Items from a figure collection

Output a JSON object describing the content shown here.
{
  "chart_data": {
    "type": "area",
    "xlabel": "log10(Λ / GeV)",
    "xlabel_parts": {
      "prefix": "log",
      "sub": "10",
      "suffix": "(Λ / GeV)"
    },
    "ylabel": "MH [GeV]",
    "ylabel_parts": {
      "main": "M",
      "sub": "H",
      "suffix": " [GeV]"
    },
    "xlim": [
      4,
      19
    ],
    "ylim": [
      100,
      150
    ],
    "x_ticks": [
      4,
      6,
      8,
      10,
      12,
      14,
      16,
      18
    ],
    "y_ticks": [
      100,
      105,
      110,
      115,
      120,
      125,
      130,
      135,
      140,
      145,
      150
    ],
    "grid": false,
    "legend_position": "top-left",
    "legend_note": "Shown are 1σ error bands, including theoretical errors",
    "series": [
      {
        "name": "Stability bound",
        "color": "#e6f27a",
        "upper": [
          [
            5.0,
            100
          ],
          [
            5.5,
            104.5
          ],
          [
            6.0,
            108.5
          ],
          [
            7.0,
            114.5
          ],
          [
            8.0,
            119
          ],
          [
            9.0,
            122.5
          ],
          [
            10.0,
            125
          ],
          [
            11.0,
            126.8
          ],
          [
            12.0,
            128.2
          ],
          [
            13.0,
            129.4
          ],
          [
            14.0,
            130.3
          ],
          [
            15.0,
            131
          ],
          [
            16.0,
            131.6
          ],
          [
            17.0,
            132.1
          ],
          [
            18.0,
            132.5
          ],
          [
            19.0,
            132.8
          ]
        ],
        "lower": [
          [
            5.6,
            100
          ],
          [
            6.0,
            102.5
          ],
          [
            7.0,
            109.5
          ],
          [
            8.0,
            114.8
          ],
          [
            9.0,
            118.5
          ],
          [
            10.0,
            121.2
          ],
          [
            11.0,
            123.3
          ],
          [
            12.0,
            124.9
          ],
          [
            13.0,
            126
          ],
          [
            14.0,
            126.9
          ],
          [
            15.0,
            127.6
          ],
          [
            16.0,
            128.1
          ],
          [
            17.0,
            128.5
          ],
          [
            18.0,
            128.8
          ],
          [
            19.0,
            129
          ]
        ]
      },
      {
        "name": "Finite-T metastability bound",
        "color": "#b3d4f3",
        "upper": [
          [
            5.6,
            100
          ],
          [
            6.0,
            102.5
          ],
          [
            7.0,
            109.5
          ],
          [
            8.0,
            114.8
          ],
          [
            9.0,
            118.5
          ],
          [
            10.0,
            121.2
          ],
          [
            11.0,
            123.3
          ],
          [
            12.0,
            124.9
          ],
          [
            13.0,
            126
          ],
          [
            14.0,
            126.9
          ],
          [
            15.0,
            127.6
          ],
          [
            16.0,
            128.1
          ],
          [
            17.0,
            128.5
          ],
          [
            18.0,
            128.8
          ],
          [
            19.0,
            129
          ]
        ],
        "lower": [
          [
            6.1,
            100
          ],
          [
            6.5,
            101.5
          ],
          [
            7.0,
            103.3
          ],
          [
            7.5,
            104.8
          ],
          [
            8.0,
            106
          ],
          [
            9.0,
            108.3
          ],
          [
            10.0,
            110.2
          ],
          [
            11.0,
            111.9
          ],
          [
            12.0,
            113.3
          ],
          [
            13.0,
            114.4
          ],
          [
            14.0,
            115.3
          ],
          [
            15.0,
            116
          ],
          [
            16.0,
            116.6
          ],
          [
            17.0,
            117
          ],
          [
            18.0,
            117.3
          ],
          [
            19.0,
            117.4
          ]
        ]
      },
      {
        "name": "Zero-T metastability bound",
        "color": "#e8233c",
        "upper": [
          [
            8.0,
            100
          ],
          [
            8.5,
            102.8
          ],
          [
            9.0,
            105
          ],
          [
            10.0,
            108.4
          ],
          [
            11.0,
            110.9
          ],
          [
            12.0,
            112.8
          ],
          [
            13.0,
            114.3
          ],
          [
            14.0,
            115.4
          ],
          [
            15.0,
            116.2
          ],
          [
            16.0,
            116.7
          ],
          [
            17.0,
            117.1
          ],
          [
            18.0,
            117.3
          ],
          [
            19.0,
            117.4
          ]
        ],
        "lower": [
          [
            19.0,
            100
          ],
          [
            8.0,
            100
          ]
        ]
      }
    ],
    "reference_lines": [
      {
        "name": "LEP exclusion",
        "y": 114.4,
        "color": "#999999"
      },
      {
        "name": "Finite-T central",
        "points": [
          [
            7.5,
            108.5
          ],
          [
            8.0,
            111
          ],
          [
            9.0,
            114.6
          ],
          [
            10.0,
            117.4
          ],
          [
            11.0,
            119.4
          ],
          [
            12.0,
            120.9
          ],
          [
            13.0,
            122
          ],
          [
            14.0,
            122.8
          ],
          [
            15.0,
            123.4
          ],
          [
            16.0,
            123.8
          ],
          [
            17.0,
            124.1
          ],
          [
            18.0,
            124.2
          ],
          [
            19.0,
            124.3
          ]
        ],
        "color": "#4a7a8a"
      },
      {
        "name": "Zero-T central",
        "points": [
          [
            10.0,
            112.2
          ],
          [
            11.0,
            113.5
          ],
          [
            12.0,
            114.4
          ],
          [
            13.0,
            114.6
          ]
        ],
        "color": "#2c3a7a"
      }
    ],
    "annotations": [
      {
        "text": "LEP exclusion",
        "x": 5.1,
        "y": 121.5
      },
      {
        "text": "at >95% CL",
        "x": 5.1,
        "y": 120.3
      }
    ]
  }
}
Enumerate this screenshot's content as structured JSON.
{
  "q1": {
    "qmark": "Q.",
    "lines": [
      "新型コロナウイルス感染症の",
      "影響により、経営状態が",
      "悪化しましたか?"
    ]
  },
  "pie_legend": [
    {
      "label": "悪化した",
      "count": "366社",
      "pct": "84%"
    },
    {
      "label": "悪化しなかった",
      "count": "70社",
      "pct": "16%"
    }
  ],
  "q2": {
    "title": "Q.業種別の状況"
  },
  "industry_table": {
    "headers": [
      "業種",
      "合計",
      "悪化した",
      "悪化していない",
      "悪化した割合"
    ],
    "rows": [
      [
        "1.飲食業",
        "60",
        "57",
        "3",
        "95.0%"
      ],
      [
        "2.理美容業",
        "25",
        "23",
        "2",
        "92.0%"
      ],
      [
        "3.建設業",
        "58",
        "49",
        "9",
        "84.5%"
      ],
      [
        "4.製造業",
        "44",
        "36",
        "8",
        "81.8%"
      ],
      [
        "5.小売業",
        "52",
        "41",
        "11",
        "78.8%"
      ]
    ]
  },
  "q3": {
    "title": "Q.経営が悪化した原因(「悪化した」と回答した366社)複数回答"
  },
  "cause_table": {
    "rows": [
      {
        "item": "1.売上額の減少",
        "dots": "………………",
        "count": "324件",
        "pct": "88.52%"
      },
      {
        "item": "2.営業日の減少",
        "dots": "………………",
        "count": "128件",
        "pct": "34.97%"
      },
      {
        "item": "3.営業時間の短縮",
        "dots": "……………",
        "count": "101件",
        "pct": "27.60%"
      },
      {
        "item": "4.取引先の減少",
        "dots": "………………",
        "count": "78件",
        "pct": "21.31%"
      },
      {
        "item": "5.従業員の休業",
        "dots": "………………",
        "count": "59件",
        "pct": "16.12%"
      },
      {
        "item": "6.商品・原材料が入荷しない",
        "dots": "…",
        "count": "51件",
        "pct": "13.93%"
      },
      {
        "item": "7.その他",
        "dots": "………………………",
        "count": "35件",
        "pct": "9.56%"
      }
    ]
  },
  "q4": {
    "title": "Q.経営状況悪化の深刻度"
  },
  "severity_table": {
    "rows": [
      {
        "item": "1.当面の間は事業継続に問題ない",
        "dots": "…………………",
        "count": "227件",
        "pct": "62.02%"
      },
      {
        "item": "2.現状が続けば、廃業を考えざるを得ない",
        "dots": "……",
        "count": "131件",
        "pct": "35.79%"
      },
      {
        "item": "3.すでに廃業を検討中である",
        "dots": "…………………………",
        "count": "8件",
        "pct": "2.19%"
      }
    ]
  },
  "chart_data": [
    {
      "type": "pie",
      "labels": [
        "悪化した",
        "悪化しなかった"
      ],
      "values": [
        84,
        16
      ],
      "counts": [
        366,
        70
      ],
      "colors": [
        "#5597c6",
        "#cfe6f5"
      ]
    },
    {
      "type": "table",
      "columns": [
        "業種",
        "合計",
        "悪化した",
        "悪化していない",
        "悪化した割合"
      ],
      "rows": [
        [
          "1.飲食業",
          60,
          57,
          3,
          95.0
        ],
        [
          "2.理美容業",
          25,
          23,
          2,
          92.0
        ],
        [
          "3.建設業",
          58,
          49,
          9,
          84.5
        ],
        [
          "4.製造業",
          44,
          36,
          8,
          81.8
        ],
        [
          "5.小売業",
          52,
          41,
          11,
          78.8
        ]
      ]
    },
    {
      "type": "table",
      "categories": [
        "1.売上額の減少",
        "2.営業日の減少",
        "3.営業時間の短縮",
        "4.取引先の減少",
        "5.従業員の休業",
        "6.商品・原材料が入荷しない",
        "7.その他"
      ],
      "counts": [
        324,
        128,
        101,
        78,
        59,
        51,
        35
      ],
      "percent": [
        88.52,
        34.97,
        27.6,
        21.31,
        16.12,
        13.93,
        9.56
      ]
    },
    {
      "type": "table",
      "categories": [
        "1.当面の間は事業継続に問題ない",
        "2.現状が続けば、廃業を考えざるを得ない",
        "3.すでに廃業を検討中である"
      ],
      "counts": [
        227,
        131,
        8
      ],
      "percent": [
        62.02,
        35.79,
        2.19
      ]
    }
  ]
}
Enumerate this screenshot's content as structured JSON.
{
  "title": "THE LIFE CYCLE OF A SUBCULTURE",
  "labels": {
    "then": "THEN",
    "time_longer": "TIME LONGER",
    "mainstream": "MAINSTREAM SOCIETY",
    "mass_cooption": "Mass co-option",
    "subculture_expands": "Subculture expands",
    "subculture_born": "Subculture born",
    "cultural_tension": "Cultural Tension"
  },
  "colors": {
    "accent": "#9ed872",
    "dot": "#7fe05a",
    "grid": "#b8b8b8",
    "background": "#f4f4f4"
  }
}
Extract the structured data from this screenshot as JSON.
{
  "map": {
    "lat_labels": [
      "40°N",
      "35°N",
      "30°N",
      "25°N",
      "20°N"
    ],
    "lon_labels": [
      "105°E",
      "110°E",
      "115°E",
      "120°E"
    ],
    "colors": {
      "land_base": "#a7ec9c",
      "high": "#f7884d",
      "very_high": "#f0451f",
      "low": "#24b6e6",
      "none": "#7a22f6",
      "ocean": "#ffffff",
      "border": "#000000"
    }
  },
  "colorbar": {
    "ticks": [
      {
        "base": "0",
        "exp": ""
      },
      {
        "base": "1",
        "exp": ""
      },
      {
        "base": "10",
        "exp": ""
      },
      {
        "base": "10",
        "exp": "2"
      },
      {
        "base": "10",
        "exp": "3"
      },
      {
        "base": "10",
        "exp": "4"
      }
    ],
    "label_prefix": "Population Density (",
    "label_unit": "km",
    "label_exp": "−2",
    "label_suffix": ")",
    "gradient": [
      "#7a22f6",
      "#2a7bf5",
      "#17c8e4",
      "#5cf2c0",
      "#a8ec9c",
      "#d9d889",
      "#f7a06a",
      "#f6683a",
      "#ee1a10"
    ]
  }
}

Task prompt
Print exactly the lines from the one with "Extract the structured" through the end of the data, inclusive.

Written answer
Extract the structured data from this screenshot as JSON.
{
  "map": {
    "lat_labels": [
      "40°N",
      "35°N",
      "30°N",
      "25°N",
      "20°N"
    ],
    "lon_labels": [
      "105°E",
      "110°E",
      "115°E",
      "120°E"
    ],
    "colors": {
      "land_base": "#a7ec9c",
      "high": "#f7884d",
      "very_high": "#f0451f",
      "low": "#24b6e6",
      "none": "#7a22f6",
      "ocean": "#ffffff",
      "border": "#000000"
    }
  },
  "colorbar": {
    "ticks": [
      {
        "base": "0",
        "exp": ""
      },
      {
        "base": "1",
        "exp": ""
      },
      {
        "base": "10",
        "exp": ""
      },
      {
        "base": "10",
        "exp": "2"
      },
      {
        "base": "10",
        "exp": "3"
      },
      {
        "base": "10",
        "exp": "4"
      }
    ],
    "label_prefix": "Population Density (",
    "label_unit": "km",
    "label_exp": "−2",
    "label_suffix": ")",
    "gradient": [
      "#7a22f6",
      "#2a7bf5",
      "#17c8e4",
      "#5cf2c0",
      "#a8ec9c",
      "#d9d889",
      "#f7a06a",
      "#f6683a",
      "#ee1a10"
    ]
  }
}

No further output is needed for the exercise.